THE PROBLEM:
With the pictures omitted, write out the entries that follow exactly as they stand.

EXCERPTED DATA START

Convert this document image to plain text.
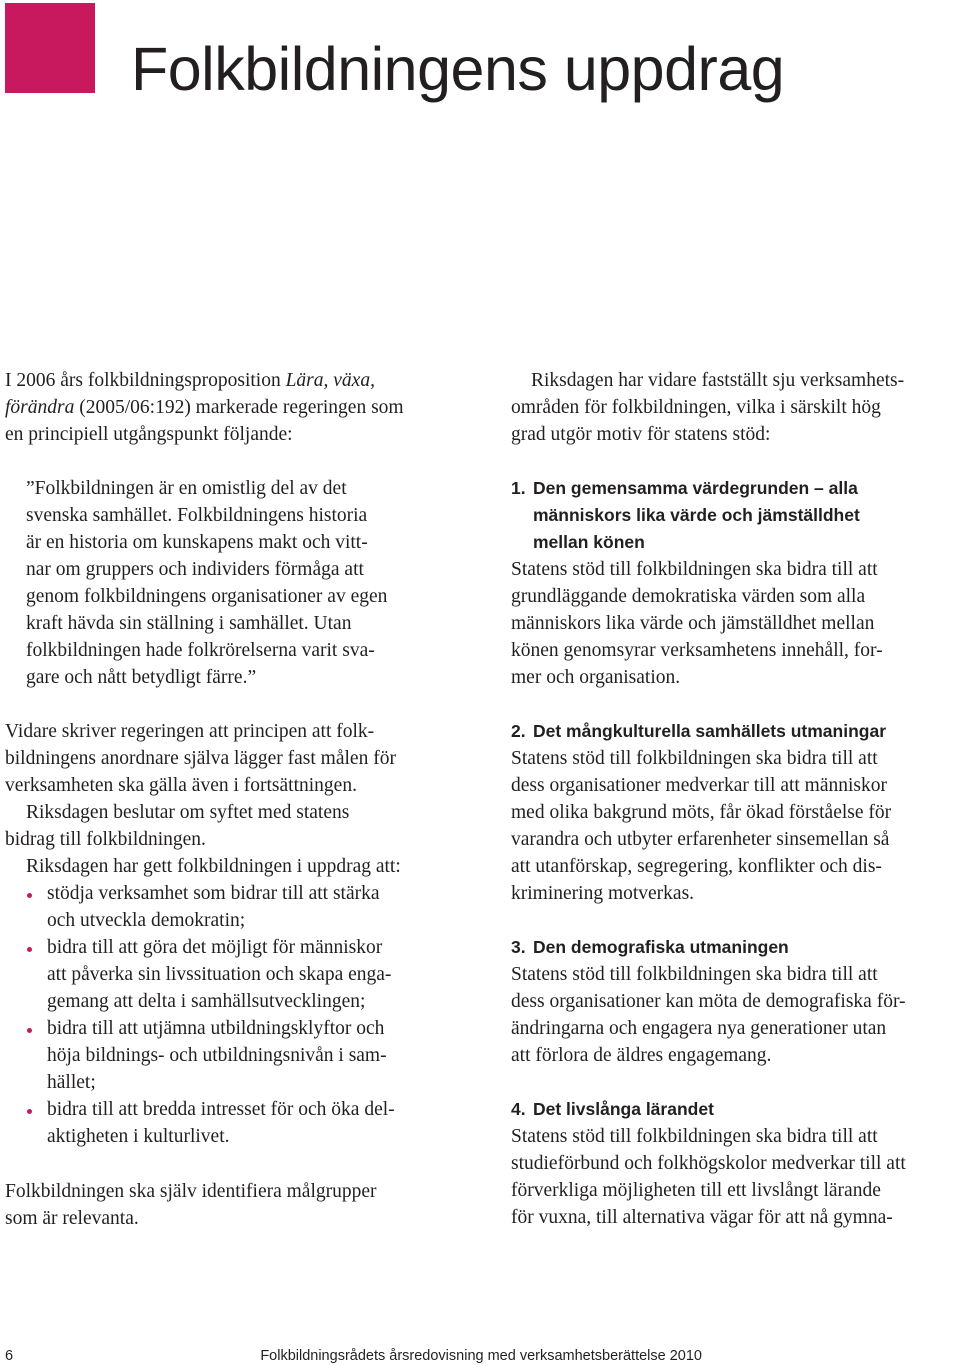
Folkbildningens uppdrag
I 2006 års folkbildningsproposition Lära, växa,
förändra (2005/06:192) markerade regeringen som
en principiell utgångspunkt följande:
”Folkbildningen är en omistlig del av det
svenska samhället. Folkbildningens historia
är en historia om kunskapens makt och vitt-
nar om gruppers och individers förmåga att
genom folkbildningens organisationer av egen
kraft hävda sin ställning i samhället. Utan
folkbildningen hade folkrörelserna varit sva-
gare och nått betydligt färre.”
Vidare skriver regeringen att principen att folk-
bildningens anordnare själva lägger fast målen för
verksamheten ska gälla även i fortsättningen.
Riksdagen beslutar om syftet med statens
bidrag till folkbildningen.
Riksdagen har gett folkbildningen i uppdrag att:
stödja verksamhet som bidrar till att stärka
och utveckla demokratin;
bidra till att göra det möjligt för människor
att påverka sin livssituation och skapa enga-
gemang att delta i samhällsutvecklingen;
bidra till att utjämna utbildningsklyftor och
höja bildnings- och utbildningsnivån i sam-
hället;
bidra till att bredda intresset för och öka del-
aktigheten i kulturlivet.
Folkbildningen ska själv identifiera målgrupper
som är relevanta.
Riksdagen har vidare fastställt sju verksamhets-
områden för folkbildningen, vilka i särskilt hög
grad utgör motiv för statens stöd:
1. Den gemensamma värdegrunden – alla
människors lika värde och jämställdhet
mellan könen
Statens stöd till folkbildningen ska bidra till att
grundläggande demokratiska värden som alla
människors lika värde och jämställdhet mellan
könen genomsyrar verksamhetens innehåll, for-
mer och organisation.
2. Det mångkulturella samhällets utmaningar
Statens stöd till folkbildningen ska bidra till att
dess organisationer medverkar till att människor
med olika bakgrund möts, får ökad förståelse för
varandra och utbyter erfarenheter sinsemellan så
att utanförskap, segregering, konflikter och dis-
kriminering motverkas.
3. Den demografiska utmaningen
Statens stöd till folkbildningen ska bidra till att
dess organisationer kan möta de demografiska för-
ändringarna och engagera nya generationer utan
att förlora de äldres engagemang.
4. Det livslånga lärandet
Statens stöd till folkbildningen ska bidra till att
studieförbund och folkhögskolor medverkar till att
förverkliga möjligheten till ett livslångt lärande
för vuxna, till alternativa vägar för att nå gymna-
6	Folkbildningsrådets årsredovisning med verksamhetsberättelse 2010
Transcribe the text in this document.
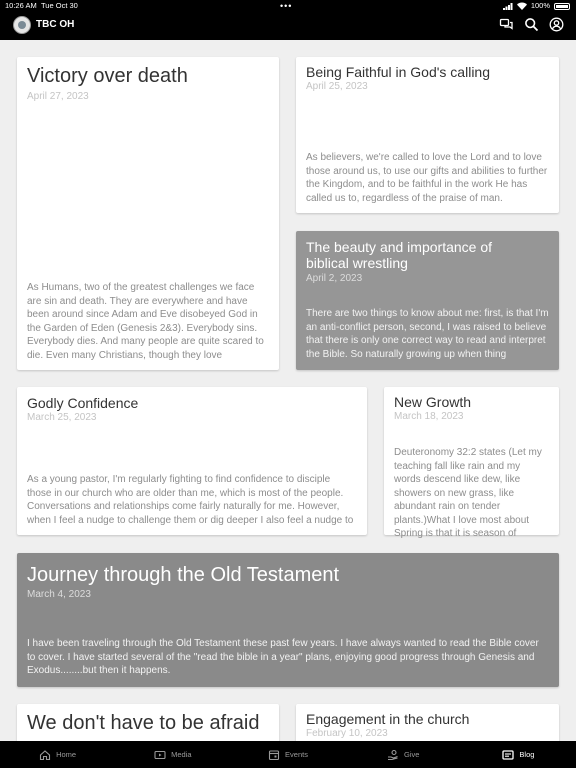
10:26 AM Tue Oct 30	•••	100%
TBC OH
Victory over death
April 27, 2023
As Humans, two of the greatest challenges we face are sin and death. They are everywhere and have been around since Adam and Eve disobeyed God in the Garden of Eden (Genesis 2&3). Everybody sins. Everybody dies. And many people are quite scared to die. Even many Christians, though they love
Being Faithful in God's calling
April 25, 2023
As believers, we're called to love the Lord and to love those around us, to use our gifts and abilities to further the Kingdom, and to be faithful in the work He has called us to, regardless of the praise of man.
The beauty and importance of biblical wrestling
April 2, 2023
There are two things to know about me: first, is that I'm an anti-conflict person, second, I was raised to believe that there is only one correct way to read and interpret the Bible. So naturally growing up when thing
Godly Confidence
March 25, 2023
As a young pastor, I'm regularly fighting to find confidence to disciple those in our church who are older than me, which is most of the people. Conversations and relationships come fairly naturally for me. However, when I feel a nudge to challenge them or dig deeper I also feel a nudge to
New Growth
March 18, 2023
Deuteronomy 32:2 states (Let my teaching fall like rain and my words descend like dew, like showers on new grass, like abundant rain on tender plants.)What I love most about Spring is that it is season of
Journey through the Old Testament
March 4, 2023
I have been traveling through the Old Testament these past few years. I have always wanted to read the Bible cover to cover. I have started several of the "read the bible in a year" plans, enjoying good progress through Genesis and Exodus........but then it happens.
We don't have to be afraid	Engagement in the church
February 10, 2023
Home	Media	Events	Give	Blog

EXCERPTED DATA END

ANSWER TO THE EXERCISE:
Convert this document image to plain text.
Folkbildningens uppdrag
I 2006 års folkbildningsproposition Lära, växa,
förändra (2005/06:192) markerade regeringen som
en principiell utgångspunkt följande:
”Folkbildningen är en omistlig del av det
svenska samhället. Folkbildningens historia
är en historia om kunskapens makt och vitt-
nar om gruppers och individers förmåga att
genom folkbildningens organisationer av egen
kraft hävda sin ställning i samhället. Utan
folkbildningen hade folkrörelserna varit sva-
gare och nått betydligt färre.”
Vidare skriver regeringen att principen att folk-
bildningens anordnare själva lägger fast målen för
verksamheten ska gälla även i fortsättningen.
Riksdagen beslutar om syftet med statens
bidrag till folkbildningen.
Riksdagen har gett folkbildningen i uppdrag att:
stödja verksamhet som bidrar till att stärka
och utveckla demokratin;
bidra till att göra det möjligt för människor
att påverka sin livssituation och skapa enga-
gemang att delta i samhällsutvecklingen;
bidra till att utjämna utbildningsklyftor och
höja bildnings- och utbildningsnivån i sam-
hället;
bidra till att bredda intresset för och öka del-
aktigheten i kulturlivet.
Folkbildningen ska själv identifiera målgrupper
som är relevanta.
Riksdagen har vidare fastställt sju verksamhets-
områden för folkbildningen, vilka i särskilt hög
grad utgör motiv för statens stöd:
1. Den gemensamma värdegrunden – alla
människors lika värde och jämställdhet
mellan könen
Statens stöd till folkbildningen ska bidra till att
grundläggande demokratiska värden som alla
människors lika värde och jämställdhet mellan
könen genomsyrar verksamhetens innehåll, for-
mer och organisation.
2. Det mångkulturella samhällets utmaningar
Statens stöd till folkbildningen ska bidra till att
dess organisationer medverkar till att människor
med olika bakgrund möts, får ökad förståelse för
varandra och utbyter erfarenheter sinsemellan så
att utanförskap, segregering, konflikter och dis-
kriminering motverkas.
3. Den demografiska utmaningen
Statens stöd till folkbildningen ska bidra till att
dess organisationer kan möta de demografiska för-
ändringarna och engagera nya generationer utan
att förlora de äldres engagemang.
4. Det livslånga lärandet
Statens stöd till folkbildningen ska bidra till att
studieförbund och folkhögskolor medverkar till att
förverkliga möjligheten till ett livslångt lärande
för vuxna, till alternativa vägar för att nå gymna-
6	Folkbildningsrådets årsredovisning med verksamhetsberättelse 2010
Transcribe the text in this document.
10:26 AM Tue Oct 30	•••	100%
TBC OH
Victory over death
April 27, 2023
As Humans, two of the greatest challenges we face are sin and death. They are everywhere and have been around since Adam and Eve disobeyed God in the Garden of Eden (Genesis 2&3). Everybody sins. Everybody dies. And many people are quite scared to die. Even many Christians, though they love
Being Faithful in God's calling
April 25, 2023
As believers, we're called to love the Lord and to love those around us, to use our gifts and abilities to further the Kingdom, and to be faithful in the work He has called us to, regardless of the praise of man.
The beauty and importance of biblical wrestling
April 2, 2023
There are two things to know about me: first, is that I'm an anti-conflict person, second, I was raised to believe that there is only one correct way to read and interpret the Bible. So naturally growing up when thing
Godly Confidence
March 25, 2023
As a young pastor, I'm regularly fighting to find confidence to disciple those in our church who are older than me, which is most of the people. Conversations and relationships come fairly naturally for me. However, when I feel a nudge to challenge them or dig deeper I also feel a nudge to
New Growth
March 18, 2023
Deuteronomy 32:2 states (Let my teaching fall like rain and my words descend like dew, like showers on new grass, like abundant rain on tender plants.)What I love most about Spring is that it is season of
Journey through the Old Testament
March 4, 2023
I have been traveling through the Old Testament these past few years. I have always wanted to read the Bible cover to cover. I have started several of the "read the bible in a year" plans, enjoying good progress through Genesis and Exodus........but then it happens.
We don't have to be afraid	Engagement in the church
February 10, 2023
Home	Media	Events	Give	Blog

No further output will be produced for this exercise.